==== Input data ====
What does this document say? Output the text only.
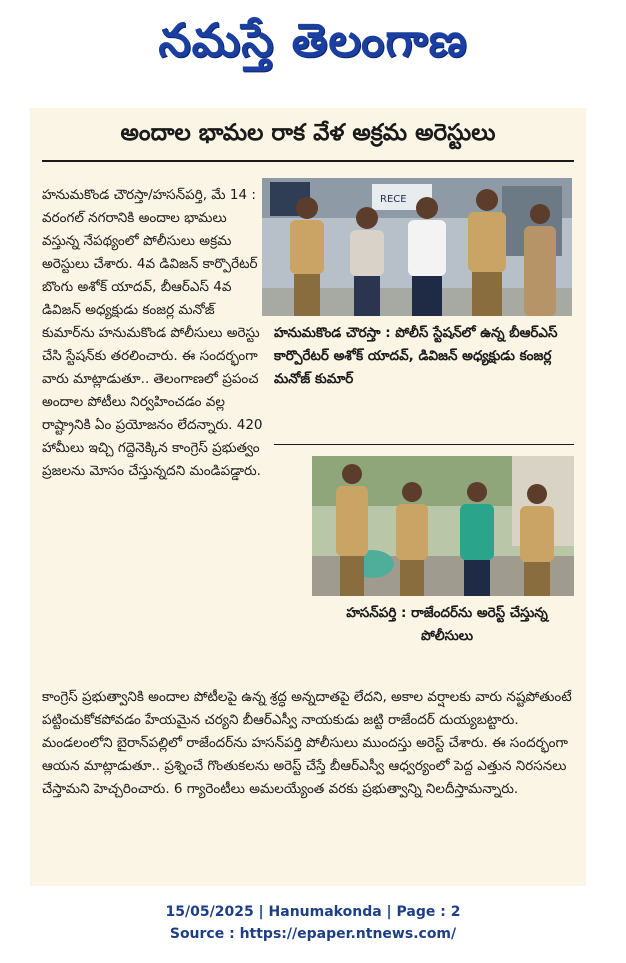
నమస్తే తెలంగాణ
అందాల భామల రాక వేళ అక్రమ అరెస్టులు
హనుమకొండ చౌరస్తా/హసన్‌పర్తి, మే 14 : వరంగల్ నగరానికి అందాల భామలు వస్తున్న నేపథ్యంలో పోలీసులు అక్రమ అరెస్టులు చేశారు. 4వ డివిజన్ కార్పొరేటర్ బొంగు అశోక్ యాదవ్, బీఆర్‌ఎస్ 4వ డివిజన్ అధ్యక్షుడు కంజర్ల మనోజ్ కుమార్‌ను హనుమకొండ పోలీసులు అరెస్టు చేసి స్టేషన్‌కు తరలించారు. ఈ సందర్భంగా వారు మాట్లాడుతూ.. తెలంగాణలో ప్రపంచ అందాల పోటీలు నిర్వహించడం వల్ల రాష్ట్రానికి ఏం ప్రయోజనం లేదన్నారు. 420 హామీలు ఇచ్చి గద్దెనెక్కిన కాంగ్రెస్ ప్రభుత్వం ప్రజలను మోసం చేస్తున్నదని మండిపడ్డారు.
RECE
హనుమకొండ చౌరస్తా : పోలీస్ స్టేషన్‌లో ఉన్న బీఆర్‌ఎస్ కార్పొరేటర్ అశోక్ యాదవ్, డివిజన్ అధ్యక్షుడు కంజర్ల మనోజ్ కుమార్
హసన్‌పర్తి : రాజేందర్‌ను అరెస్ట్ చేస్తున్న పోలీసులు
కాంగ్రెస్ ప్రభుత్వానికి అందాల పోటీలపై ఉన్న శ్రద్ధ అన్నదాతపై లేదని, అకాల వర్షాలకు వారు నష్టపోతుంటే పట్టించుకోకపోవడం హేయమైన చర్యని బీఆర్‌ఎస్వీ నాయకుడు జట్టి రాజేందర్ దుయ్యబట్టారు. మండలంలోని బైరాన్‌పల్లిలో రాజేందర్‌ను హసన్‌పర్తి పోలీసులు ముందస్తు అరెస్ట్ చేశారు. ఈ సందర్భంగా ఆయన మాట్లాడుతూ.. ప్రశ్నించే గొంతుకలను అరెస్ట్ చేస్తే బీఆర్‌ఎస్వీ ఆధ్వర్యంలో పెద్ద ఎత్తున నిరసనలు చేస్తామని హెచ్చరించారు. 6 గ్యారెంటీలు అమలయ్యేంత వరకు ప్రభుత్వాన్ని నిలదీస్తామన్నారు.
15/05/2025 | Hanumakonda | Page : 2
Source : https://epaper.ntnews.com/
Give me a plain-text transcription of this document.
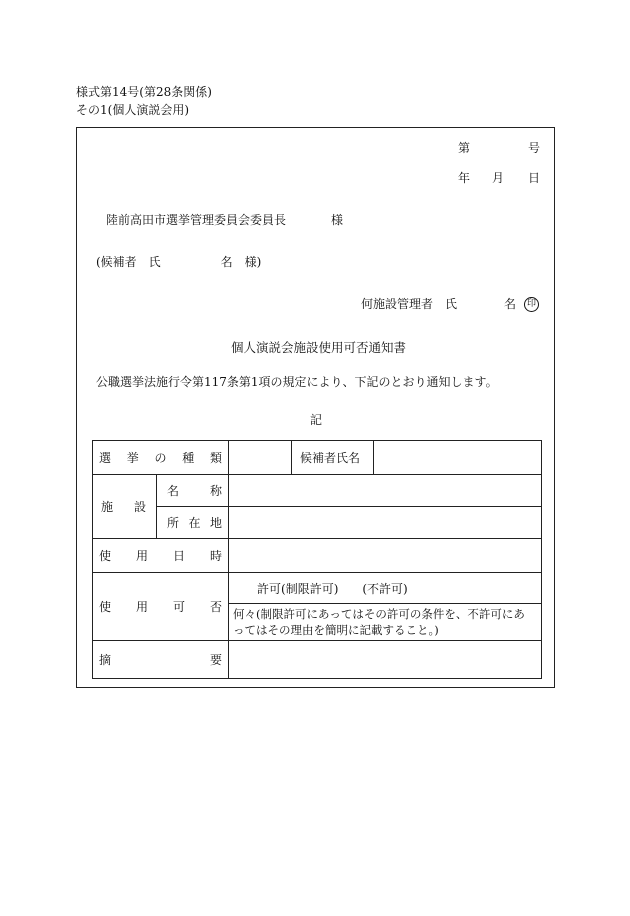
様式第14号(第28条関係)
その1(個人演説会用)
第	号
年 月 日
陸前高田市選挙管理委員会委員長	様
(候補者　氏　　　　　名　様)
何施設管理者　氏	名	印
個人演説会施設使用可否通知書
公職選挙法施行令第117条第1項の規定により、下記のとおり通知します。
記
選 挙 の 種 類			候補者氏名	

施 設	名 称			

	所 在 地			

使 用 日 時				

使 用 可 否		許可(制限許可)　　(不許可)		

		何々(制限許可にあってはその許可の条件を、不許可にあ
ってはその理由を簡明に記載すること。)		

摘 要				
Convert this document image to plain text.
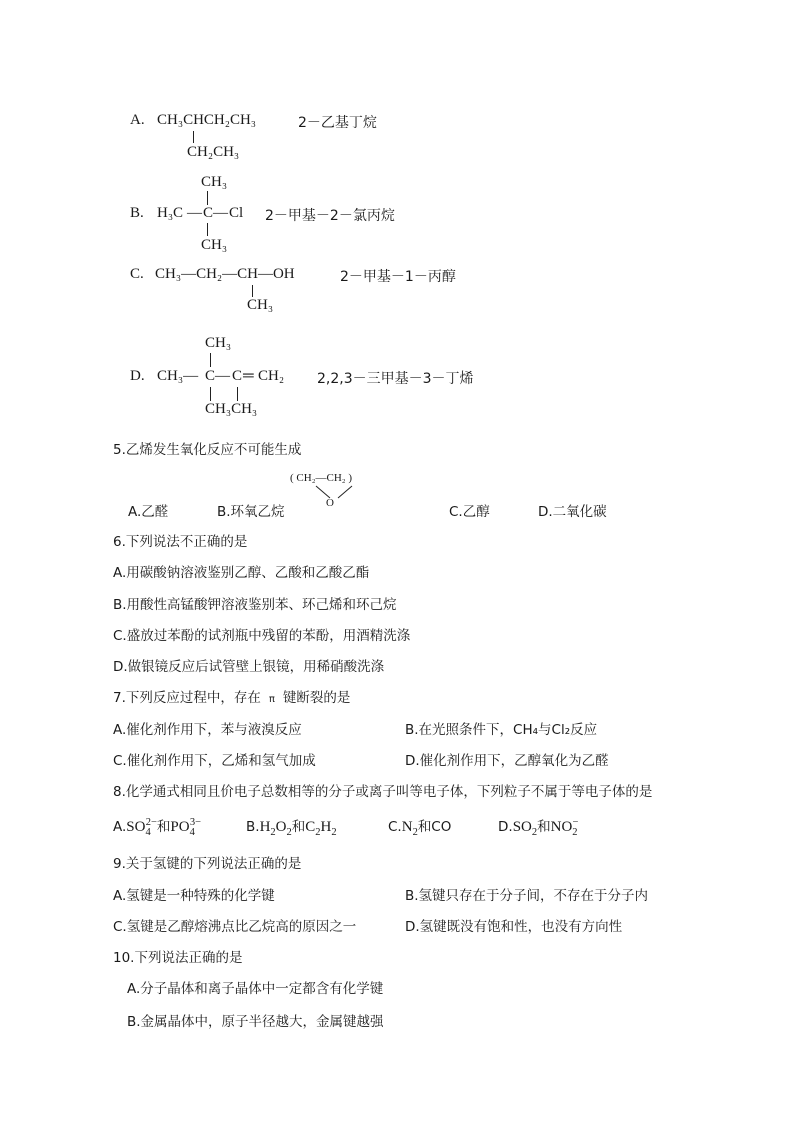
A. CH₃CHCH₂CH₃
CH₂CH₃
2－乙基丁烷
CH₃
B. H₃C — C — Cl
CH₃
2－甲基－2－氯丙烷
C. CH₃—CH₂—CH—OH
CH₃
2－甲基－1－丙醇
CH₃
D. CH₃— C — C ═ CH₂
CH₃CH₃
2,2,3－三甲基－3－丁烯
5.乙烯发生氧化反应不可能生成
( CH₂—CH₂ )
O
A.乙醛	B.环氧乙烷	C.乙醇	D.二氧化碳
6.下列说法不正确的是
A.用碳酸钠溶液鉴别乙醇、乙酸和乙酸乙酯
B.用酸性高锰酸钾溶液鉴别苯、环己烯和环己烷
C.盛放过苯酚的试剂瓶中残留的苯酚，用酒精洗涤
D.做银镜反应后试管壁上银镜，用稀硝酸洗涤
7.下列反应过程中，存在 π 键断裂的是
A.催化剂作用下，苯与液溴反应	B.在光照条件下，CH₄与Cl₂反应
C.催化剂作用下，乙烯和氢气加成	D.催化剂作用下，乙醇氧化为乙醛
8.化学通式相同且价电子总数相等的分子或离子叫等电子体，下列粒子不属于等电子体的是
$A.SO_4^{2-}$和$PO_4^{3-}$	$B.H_2O_2$和$C_2H_2$	$C.N_2$和CO	$D.SO_2$和$NO_2^-$
9.关于氢键的下列说法正确的是
A.氢键是一种特殊的化学键	B.氢键只存在于分子间，不存在于分子内
C.氢键是乙醇熔沸点比乙烷高的原因之一	D.氢键既没有饱和性，也没有方向性
10.下列说法正确的是
A.分子晶体和离子晶体中一定都含有化学键
B.金属晶体中，原子半径越大，金属键越强
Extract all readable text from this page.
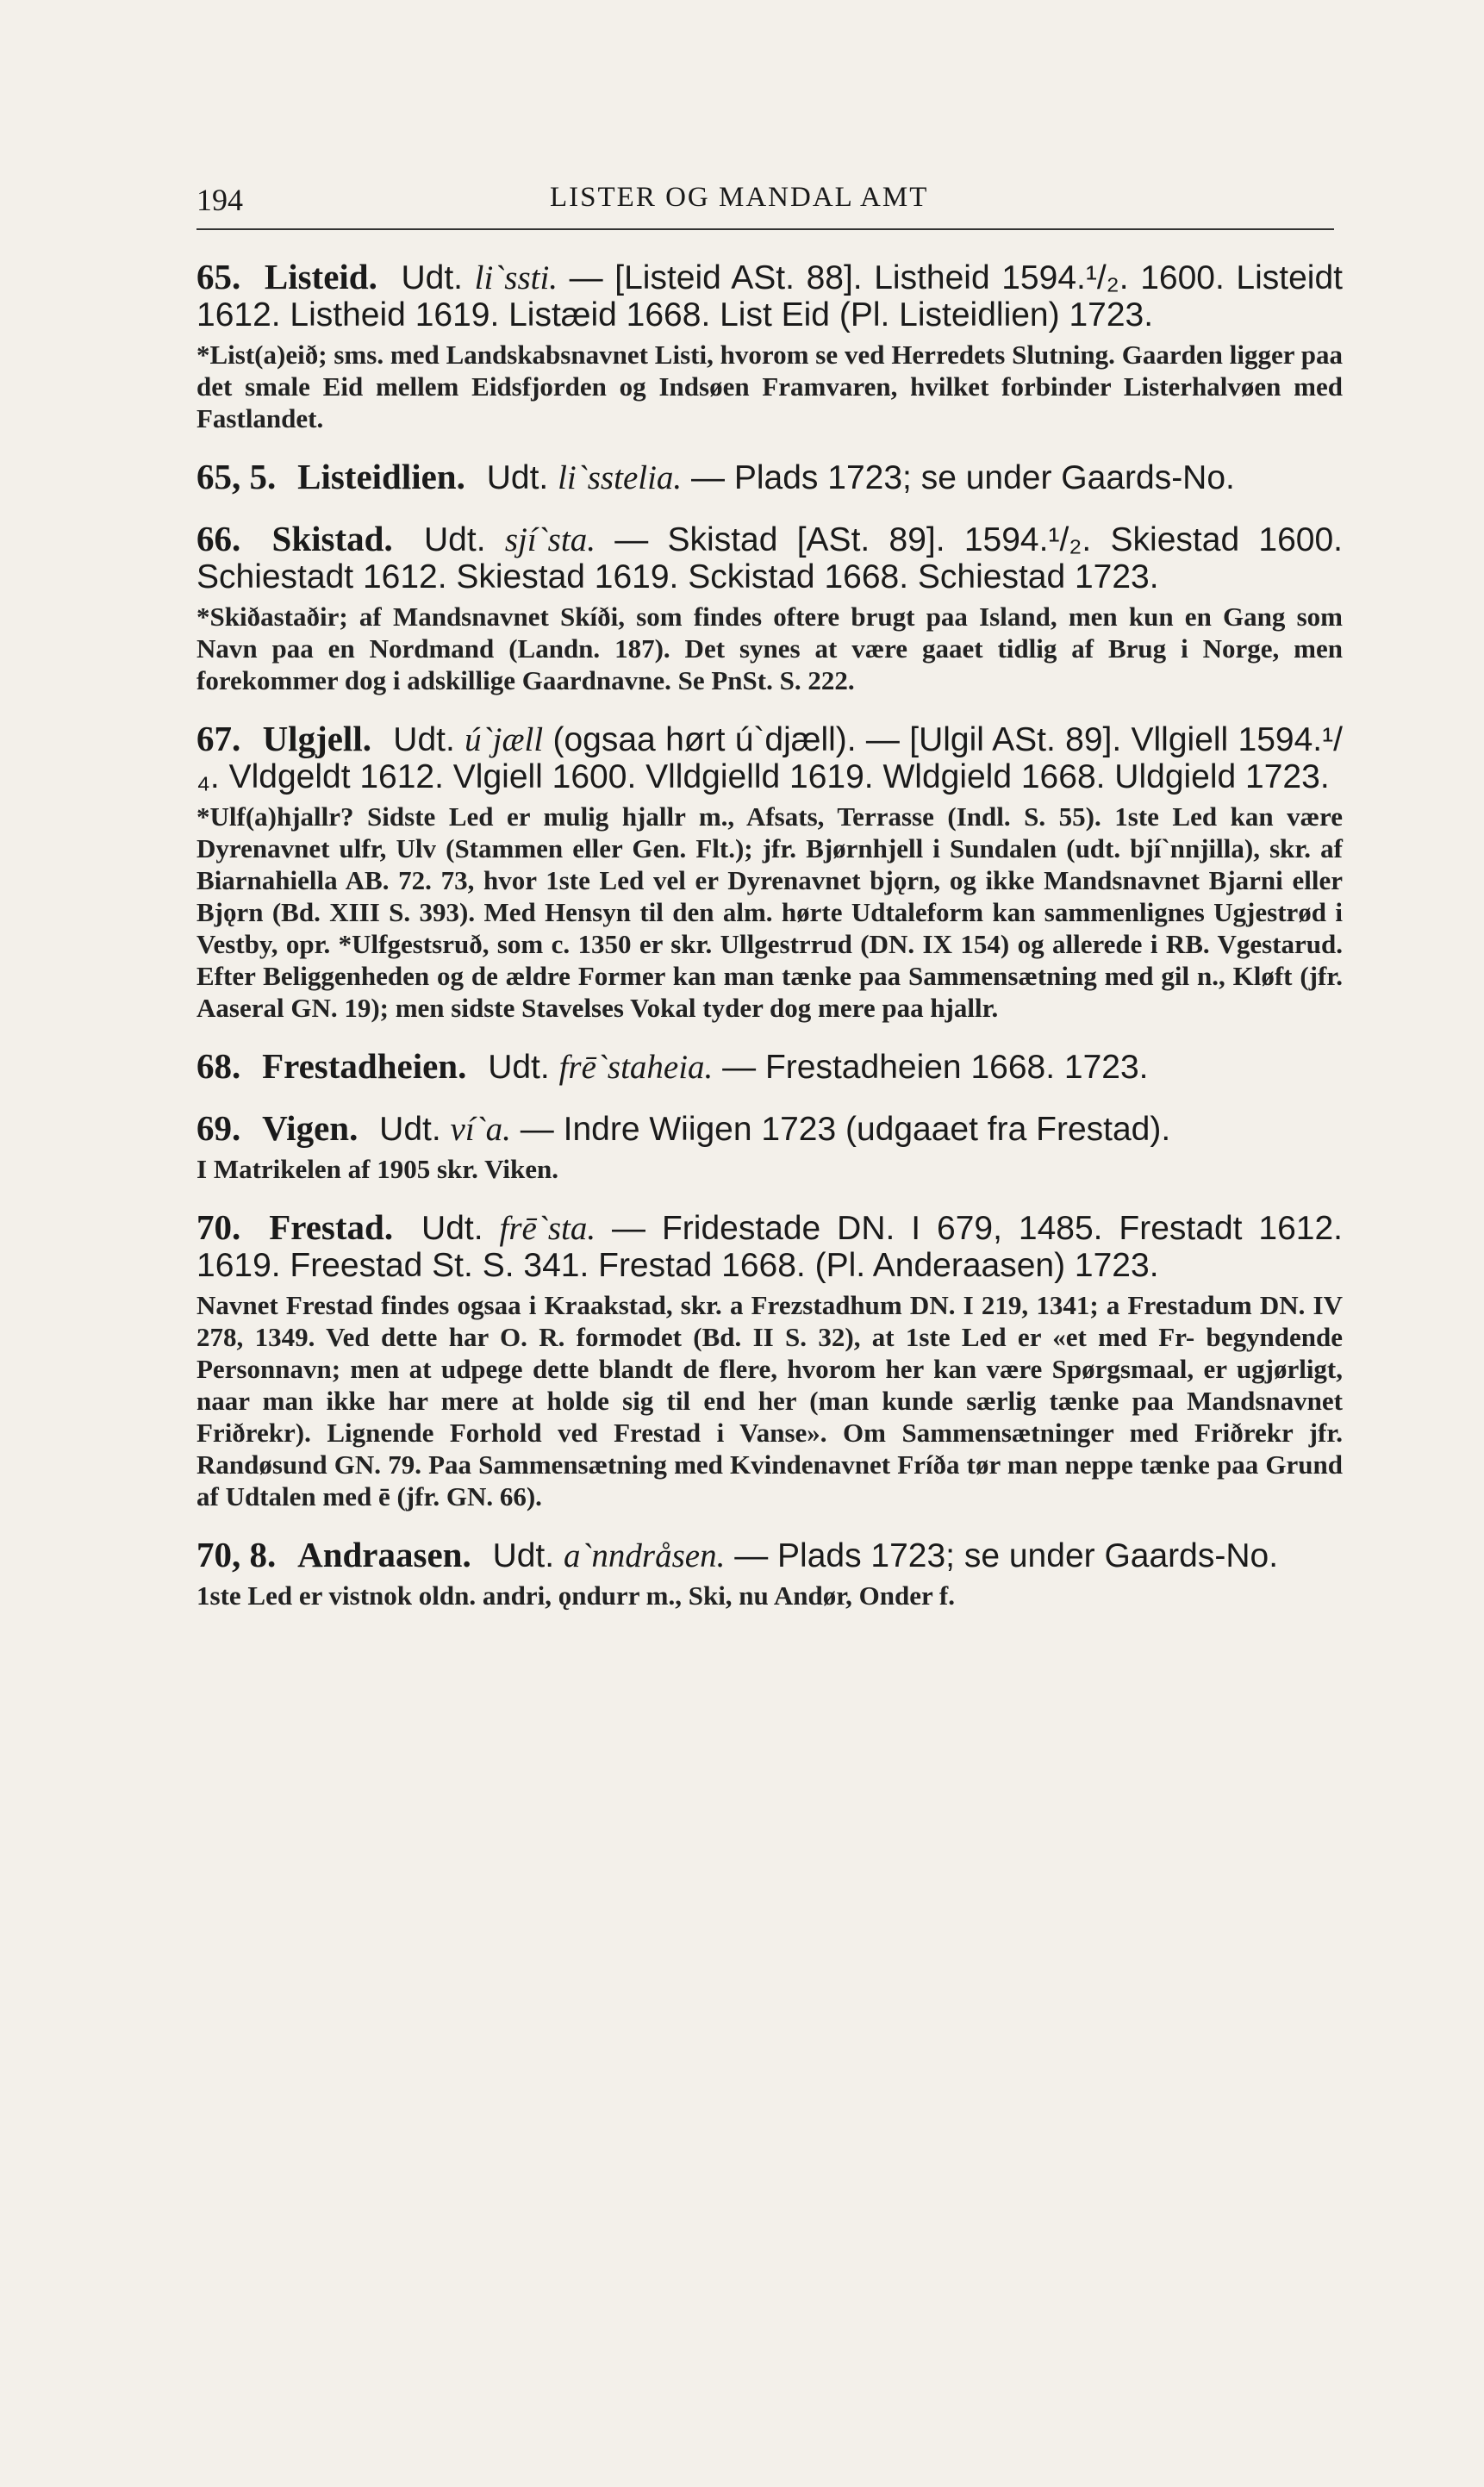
194	LISTER OG MANDAL AMT

65. Listeid. Udt. li`ssti. — [Listeid ASt. 88]. Listheid 1594.¹/₂. 1600. Listeidt 1612. Listheid 1619. Listæid 1668. List Eid (Pl. Listeidlien) 1723.

*List(a)eið; sms. med Landskabsnavnet Listi, hvorom se ved Herredets Slutning. Gaarden ligger paa det smale Eid mellem Eidsfjorden og Indsøen Framvaren, hvilket forbinder Listerhalvøen med Fastlandet.

65, 5. Listeidlien. Udt. li`sstelia. — Plads 1723; se under Gaards-No.

66. Skistad. Udt. sjí`sta. — Skistad [ASt. 89]. 1594.¹/₂. Skiestad 1600. Schiestadt 1612. Skiestad 1619. Sckistad 1668. Schiestad 1723.

*Skiðastaðir; af Mandsnavnet Skíði, som findes oftere brugt paa Island, men kun en Gang som Navn paa en Nordmand (Landn. 187). Det synes at være gaaet tidlig af Brug i Norge, men forekommer dog i adskillige Gaardnavne. Se PnSt. S. 222.

67. Ulgjell. Udt. ú`jæll (ogsaa hørt ú`djæll). — [Ulgil ASt. 89]. Vllgiell 1594.¹/₄. Vldgeldt 1612. Vlgiell 1600. Vlldgielld 1619. Wldgield 1668. Uldgield 1723.

*Ulf(a)hjallr? Sidste Led er mulig hjallr m., Afsats, Terrasse (Indl. S. 55). 1ste Led kan være Dyrenavnet ulfr, Ulv (Stammen eller Gen. Flt.); jfr. Bjørnhjell i Sundalen (udt. bjí`nnjilla), skr. af Biarnahiella AB. 72. 73, hvor 1ste Led vel er Dyrenavnet bjǫrn, og ikke Mandsnavnet Bjarni eller Bjǫrn (Bd. XIII S. 393). Med Hensyn til den alm. hørte Udtaleform kan sammenlignes Ugjestrød i Vestby, opr. *Ulfgestsruð, som c. 1350 er skr. Ullgestrrud (DN. IX 154) og allerede i RB. Vgestarud. Efter Beliggenheden og de ældre Former kan man tænke paa Sammensætning med gil n., Kløft (jfr. Aaseral GN. 19); men sidste Stavelses Vokal tyder dog mere paa hjallr.

68. Frestadheien. Udt. frē`staheia. — Frestadheien 1668. 1723.

69. Vigen. Udt. ví`a. — Indre Wiigen 1723 (udgaaet fra Frestad).

I Matrikelen af 1905 skr. Viken.

70. Frestad. Udt. frē`sta. — Fridestade DN. I 679, 1485. Frestadt 1612. 1619. Freestad St. S. 341. Frestad 1668. (Pl. Anderaasen) 1723.

Navnet Frestad findes ogsaa i Kraakstad, skr. a Frezstadhum DN. I 219, 1341; a Frestadum DN. IV 278, 1349. Ved dette har O. R. formodet (Bd. II S. 32), at 1ste Led er «et med Fr- begyndende Personnavn; men at udpege dette blandt de flere, hvorom her kan være Spørgsmaal, er ugjørligt, naar man ikke har mere at holde sig til end her (man kunde særlig tænke paa Mandsnavnet Friðrekr). Lignende Forhold ved Frestad i Vanse». Om Sammensætninger med Friðrekr jfr. Randøsund GN. 79. Paa Sammensætning med Kvindenavnet Fríða tør man neppe tænke paa Grund af Udtalen med ē (jfr. GN. 66).

70, 8. Andraasen. Udt. a`nndråsen. — Plads 1723; se under Gaards-No.

1ste Led er vistnok oldn. andri, ǫndurr m., Ski, nu Andør, Onder f.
====
Given exercise: Locate the word "document" in the records above, and return each line that has it.

Exercise answer:
What does this document say? Output the text only.
Give me a plain-text transcription of this document.
Convert this document image to plain text.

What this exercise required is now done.